(Records from a data source)
►

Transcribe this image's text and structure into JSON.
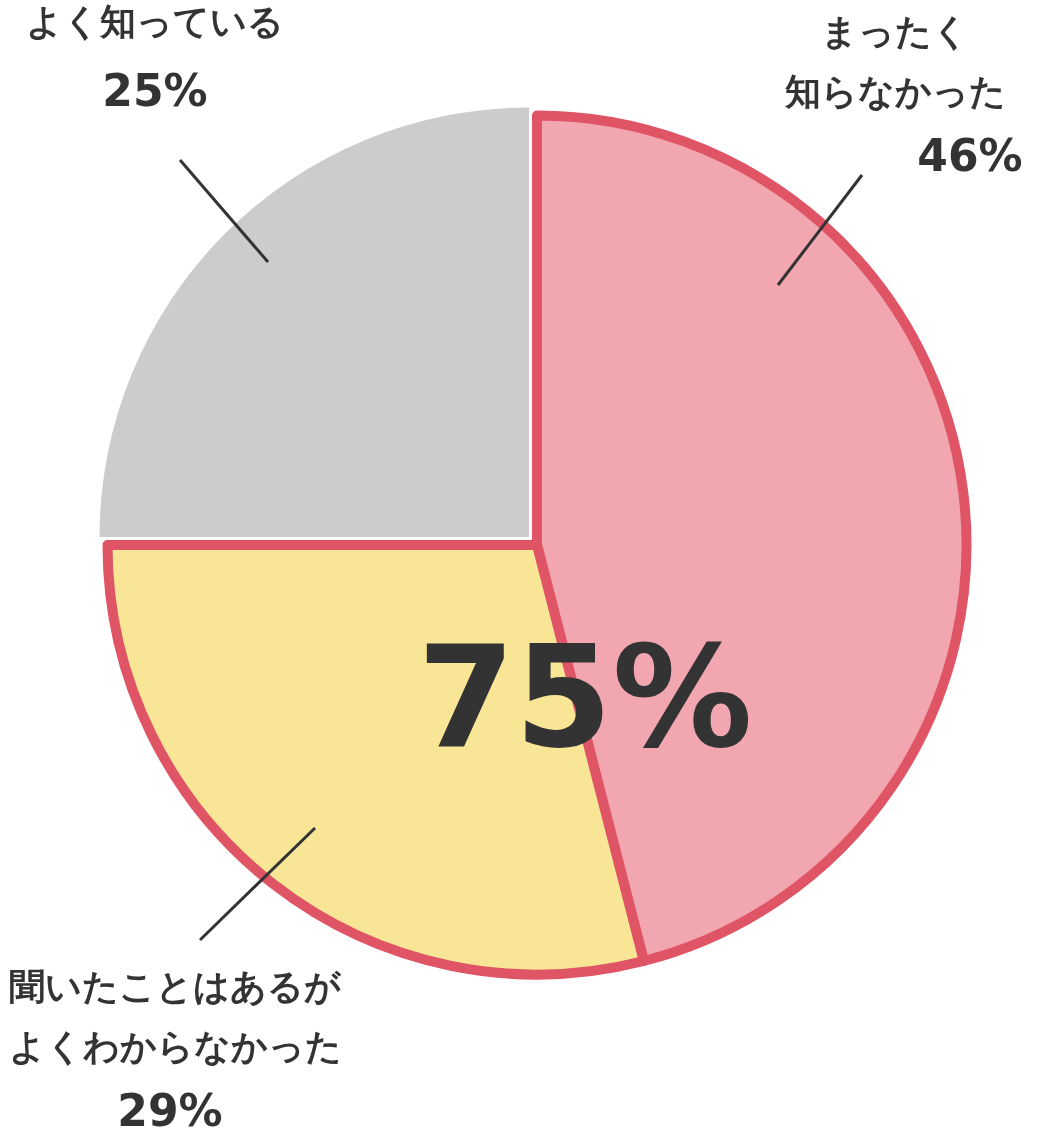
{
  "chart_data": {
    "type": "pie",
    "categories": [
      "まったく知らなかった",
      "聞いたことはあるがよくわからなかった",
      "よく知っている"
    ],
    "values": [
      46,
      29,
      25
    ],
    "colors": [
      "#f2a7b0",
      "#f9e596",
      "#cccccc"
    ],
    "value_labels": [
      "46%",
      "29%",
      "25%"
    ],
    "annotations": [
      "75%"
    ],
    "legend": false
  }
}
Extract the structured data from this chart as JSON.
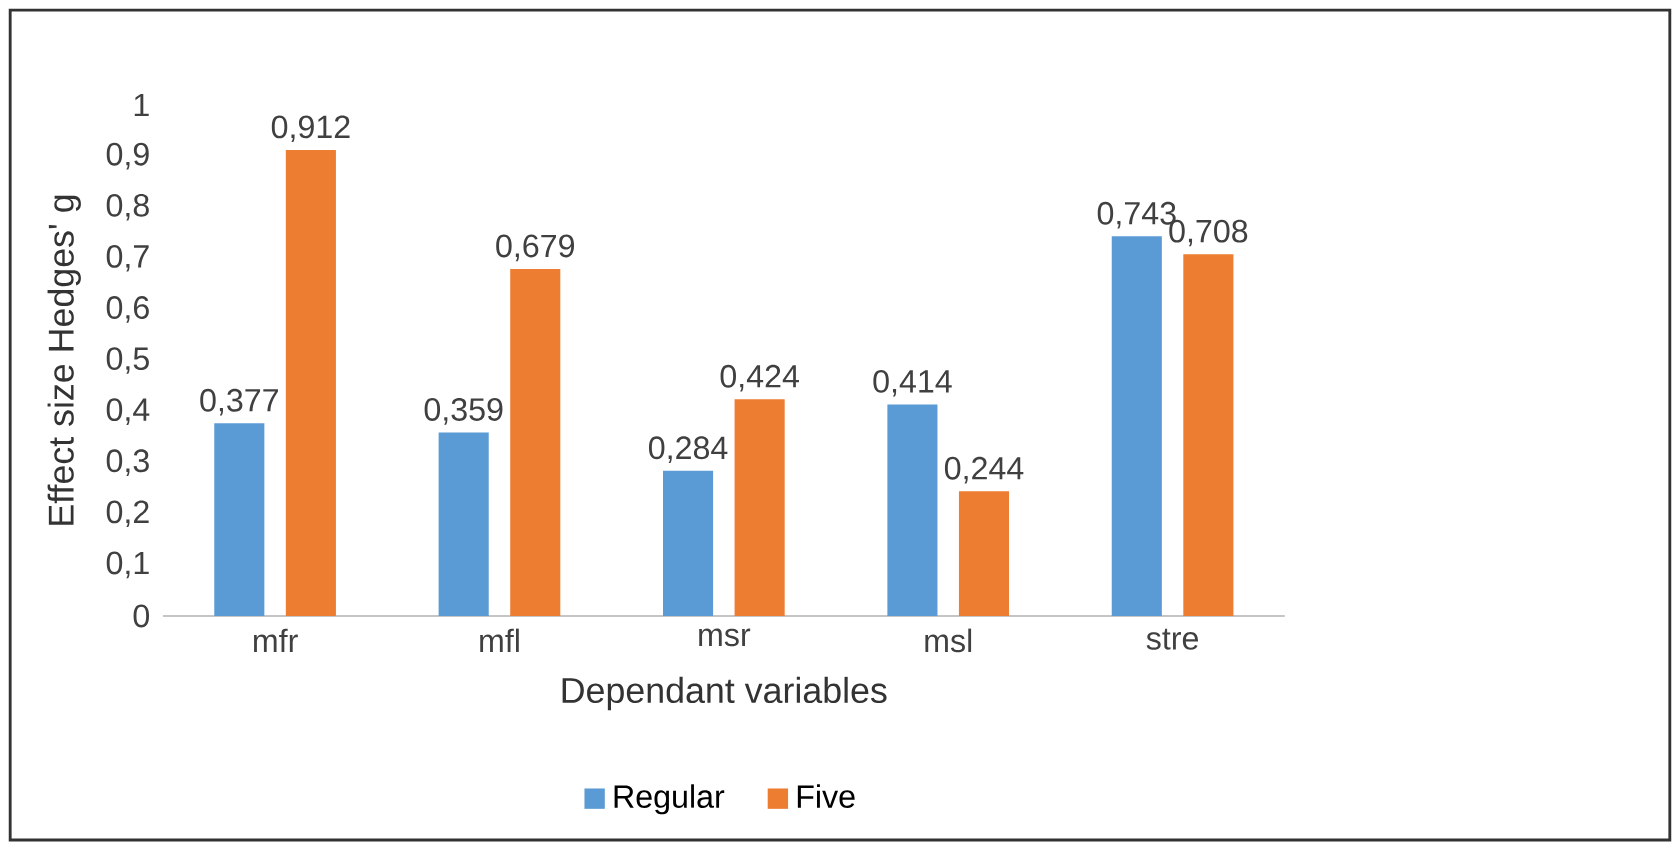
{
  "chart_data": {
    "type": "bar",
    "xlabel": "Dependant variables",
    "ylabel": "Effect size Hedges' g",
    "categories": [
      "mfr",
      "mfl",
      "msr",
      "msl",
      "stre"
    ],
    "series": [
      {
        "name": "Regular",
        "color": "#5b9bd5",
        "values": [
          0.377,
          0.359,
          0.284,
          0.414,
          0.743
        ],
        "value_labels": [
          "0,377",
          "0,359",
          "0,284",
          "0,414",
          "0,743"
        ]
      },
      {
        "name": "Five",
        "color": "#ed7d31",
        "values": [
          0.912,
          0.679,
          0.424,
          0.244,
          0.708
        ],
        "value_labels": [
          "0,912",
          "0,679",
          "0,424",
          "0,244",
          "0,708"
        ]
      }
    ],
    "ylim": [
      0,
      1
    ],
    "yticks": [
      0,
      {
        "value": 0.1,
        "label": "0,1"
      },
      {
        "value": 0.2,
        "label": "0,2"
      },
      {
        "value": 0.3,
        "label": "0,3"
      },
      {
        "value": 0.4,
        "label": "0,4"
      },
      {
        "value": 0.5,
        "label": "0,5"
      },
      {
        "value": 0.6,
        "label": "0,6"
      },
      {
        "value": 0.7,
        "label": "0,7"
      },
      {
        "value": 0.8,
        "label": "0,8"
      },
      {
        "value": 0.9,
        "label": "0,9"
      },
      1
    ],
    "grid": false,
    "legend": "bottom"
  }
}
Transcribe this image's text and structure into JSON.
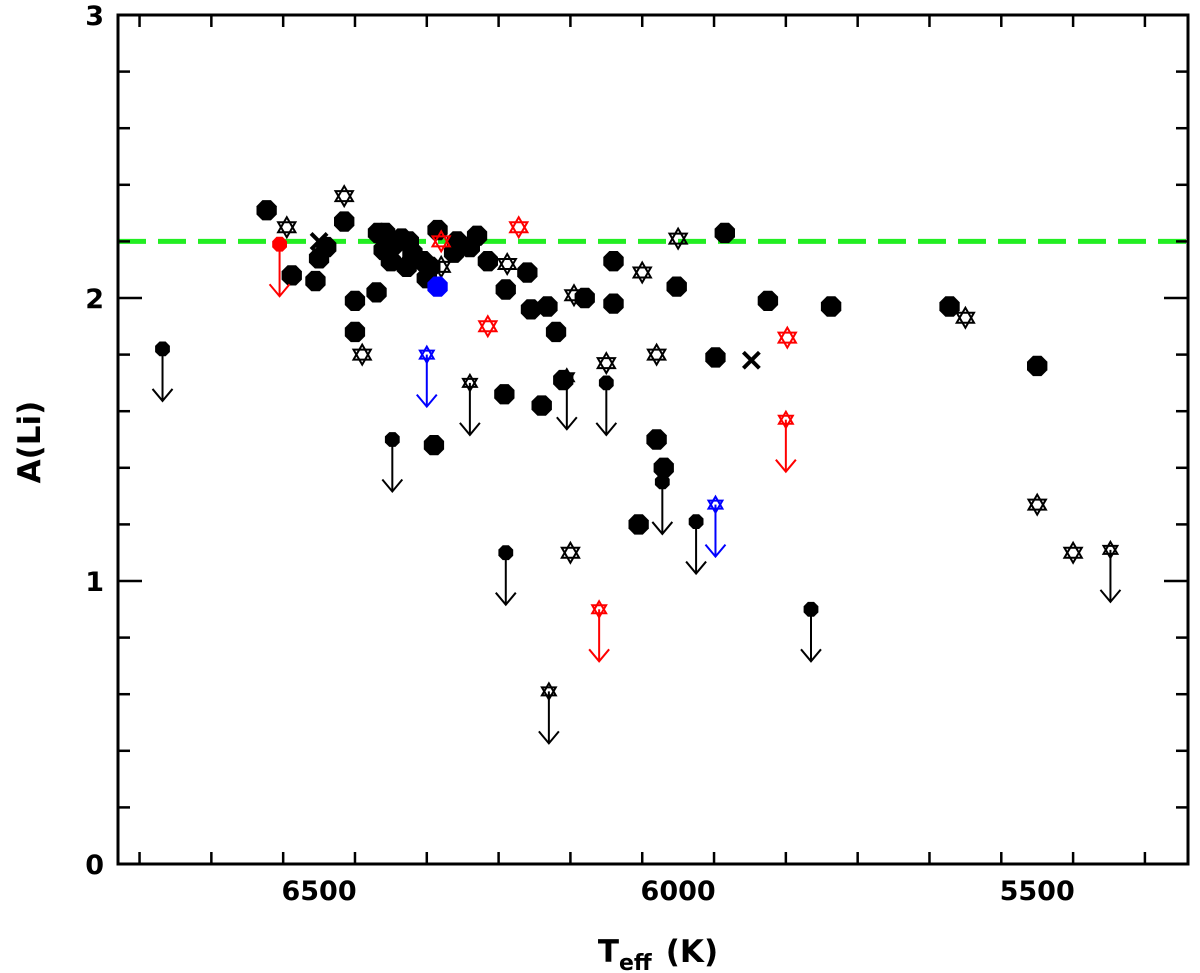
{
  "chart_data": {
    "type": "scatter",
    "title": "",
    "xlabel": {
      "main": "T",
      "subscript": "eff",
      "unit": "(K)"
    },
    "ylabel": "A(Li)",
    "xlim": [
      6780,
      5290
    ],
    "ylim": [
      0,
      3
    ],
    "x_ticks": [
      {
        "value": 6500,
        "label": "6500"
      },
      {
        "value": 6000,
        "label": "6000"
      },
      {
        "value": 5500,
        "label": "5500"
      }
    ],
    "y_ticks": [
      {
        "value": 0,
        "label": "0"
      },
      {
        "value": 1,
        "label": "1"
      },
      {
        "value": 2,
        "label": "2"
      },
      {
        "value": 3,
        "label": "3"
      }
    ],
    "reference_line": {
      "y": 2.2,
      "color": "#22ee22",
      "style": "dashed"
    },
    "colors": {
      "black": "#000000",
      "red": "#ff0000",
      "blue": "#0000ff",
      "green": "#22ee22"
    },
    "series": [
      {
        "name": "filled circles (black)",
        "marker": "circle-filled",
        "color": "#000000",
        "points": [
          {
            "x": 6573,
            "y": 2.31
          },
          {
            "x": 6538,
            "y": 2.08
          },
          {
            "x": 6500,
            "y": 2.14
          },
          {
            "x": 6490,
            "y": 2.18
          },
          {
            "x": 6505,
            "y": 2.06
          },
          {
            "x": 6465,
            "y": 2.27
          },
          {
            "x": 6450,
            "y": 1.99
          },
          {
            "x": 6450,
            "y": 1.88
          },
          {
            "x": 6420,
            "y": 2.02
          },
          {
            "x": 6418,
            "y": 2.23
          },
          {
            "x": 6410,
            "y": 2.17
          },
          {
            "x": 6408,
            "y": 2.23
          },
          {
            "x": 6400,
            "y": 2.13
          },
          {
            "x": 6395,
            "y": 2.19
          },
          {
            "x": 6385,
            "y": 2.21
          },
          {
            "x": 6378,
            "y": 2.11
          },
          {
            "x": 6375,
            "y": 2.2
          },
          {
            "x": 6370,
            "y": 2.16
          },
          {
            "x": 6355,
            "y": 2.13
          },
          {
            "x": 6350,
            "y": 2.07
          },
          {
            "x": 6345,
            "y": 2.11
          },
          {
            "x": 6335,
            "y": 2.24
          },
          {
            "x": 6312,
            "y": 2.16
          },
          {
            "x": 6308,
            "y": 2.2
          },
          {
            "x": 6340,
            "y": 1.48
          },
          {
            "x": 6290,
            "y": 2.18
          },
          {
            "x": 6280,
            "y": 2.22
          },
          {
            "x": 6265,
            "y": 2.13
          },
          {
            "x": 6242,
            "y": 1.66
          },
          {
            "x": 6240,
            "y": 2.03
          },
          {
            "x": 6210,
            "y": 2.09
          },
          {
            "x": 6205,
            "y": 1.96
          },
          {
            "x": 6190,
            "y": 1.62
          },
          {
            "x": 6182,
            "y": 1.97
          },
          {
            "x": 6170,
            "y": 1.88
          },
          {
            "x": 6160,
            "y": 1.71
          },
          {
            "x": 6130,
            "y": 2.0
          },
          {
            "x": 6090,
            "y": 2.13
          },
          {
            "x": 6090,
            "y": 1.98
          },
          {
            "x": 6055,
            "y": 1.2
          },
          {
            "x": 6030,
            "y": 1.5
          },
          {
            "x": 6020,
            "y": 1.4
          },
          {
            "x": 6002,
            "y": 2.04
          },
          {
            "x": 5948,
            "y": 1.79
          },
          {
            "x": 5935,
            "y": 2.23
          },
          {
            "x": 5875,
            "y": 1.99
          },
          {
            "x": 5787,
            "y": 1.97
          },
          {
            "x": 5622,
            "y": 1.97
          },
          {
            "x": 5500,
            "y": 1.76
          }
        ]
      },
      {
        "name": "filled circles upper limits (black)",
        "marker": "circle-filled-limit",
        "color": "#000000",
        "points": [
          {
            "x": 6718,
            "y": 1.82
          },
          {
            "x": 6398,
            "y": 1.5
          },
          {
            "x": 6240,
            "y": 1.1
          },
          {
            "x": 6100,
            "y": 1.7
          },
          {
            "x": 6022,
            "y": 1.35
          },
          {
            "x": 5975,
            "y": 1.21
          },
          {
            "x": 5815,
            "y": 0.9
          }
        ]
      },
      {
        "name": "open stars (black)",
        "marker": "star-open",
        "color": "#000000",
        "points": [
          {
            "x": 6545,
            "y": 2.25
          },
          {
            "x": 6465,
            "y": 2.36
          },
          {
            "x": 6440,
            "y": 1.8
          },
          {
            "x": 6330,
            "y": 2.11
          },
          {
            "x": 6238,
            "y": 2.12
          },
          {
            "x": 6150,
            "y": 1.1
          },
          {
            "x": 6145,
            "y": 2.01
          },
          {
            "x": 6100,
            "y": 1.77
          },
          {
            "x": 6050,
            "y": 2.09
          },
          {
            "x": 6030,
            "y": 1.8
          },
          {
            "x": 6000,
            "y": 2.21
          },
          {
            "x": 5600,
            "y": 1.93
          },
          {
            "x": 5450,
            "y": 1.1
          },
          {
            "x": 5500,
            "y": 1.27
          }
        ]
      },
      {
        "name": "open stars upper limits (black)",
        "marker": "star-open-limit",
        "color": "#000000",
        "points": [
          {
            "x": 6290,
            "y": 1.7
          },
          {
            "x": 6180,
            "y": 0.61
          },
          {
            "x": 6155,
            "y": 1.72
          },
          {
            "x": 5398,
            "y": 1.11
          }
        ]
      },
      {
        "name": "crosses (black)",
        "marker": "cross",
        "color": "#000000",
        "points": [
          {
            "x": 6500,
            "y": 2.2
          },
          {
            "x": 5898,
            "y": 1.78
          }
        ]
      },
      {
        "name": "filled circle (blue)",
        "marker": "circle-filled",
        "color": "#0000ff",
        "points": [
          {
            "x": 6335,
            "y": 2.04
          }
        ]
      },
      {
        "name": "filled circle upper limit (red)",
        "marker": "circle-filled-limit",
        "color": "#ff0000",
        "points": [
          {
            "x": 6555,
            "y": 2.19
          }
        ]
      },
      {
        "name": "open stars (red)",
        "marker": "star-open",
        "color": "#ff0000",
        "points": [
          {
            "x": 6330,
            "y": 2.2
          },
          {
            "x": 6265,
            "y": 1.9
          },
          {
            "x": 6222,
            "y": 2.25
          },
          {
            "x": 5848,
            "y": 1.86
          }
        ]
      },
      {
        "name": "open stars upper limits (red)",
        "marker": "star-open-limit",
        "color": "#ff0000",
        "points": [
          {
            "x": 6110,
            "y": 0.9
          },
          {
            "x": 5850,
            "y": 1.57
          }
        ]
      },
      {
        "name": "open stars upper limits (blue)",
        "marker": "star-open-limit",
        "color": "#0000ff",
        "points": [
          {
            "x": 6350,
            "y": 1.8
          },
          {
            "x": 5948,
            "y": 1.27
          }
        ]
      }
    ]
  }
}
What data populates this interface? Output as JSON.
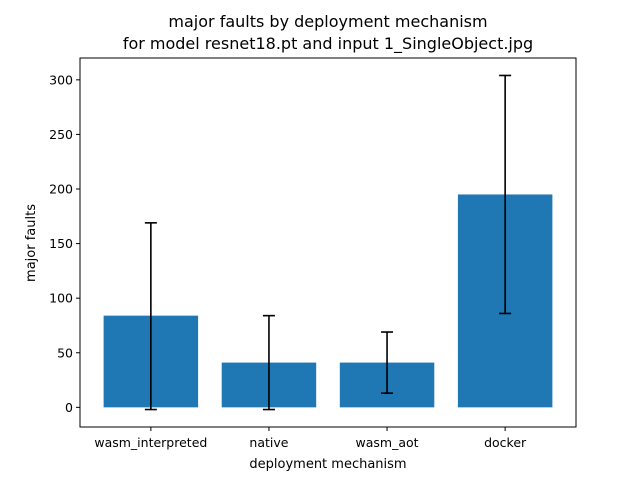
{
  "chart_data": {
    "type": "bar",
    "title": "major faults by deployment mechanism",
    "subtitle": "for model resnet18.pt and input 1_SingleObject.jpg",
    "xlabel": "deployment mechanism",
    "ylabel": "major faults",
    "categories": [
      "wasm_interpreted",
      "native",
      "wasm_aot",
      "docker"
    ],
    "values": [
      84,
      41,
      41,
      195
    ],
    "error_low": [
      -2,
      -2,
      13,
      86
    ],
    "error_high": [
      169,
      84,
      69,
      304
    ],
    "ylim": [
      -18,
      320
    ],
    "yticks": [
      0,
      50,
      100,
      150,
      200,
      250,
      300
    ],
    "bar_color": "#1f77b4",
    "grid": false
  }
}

◄

Which lines contain the word "limits"? Return each of them.

THE RESULT —
        "name": "filled circles upper limits (black)",
        "name": "open stars upper limits (black)",
        "name": "open stars upper limits (red)",
        "name": "open stars upper limits (blue)",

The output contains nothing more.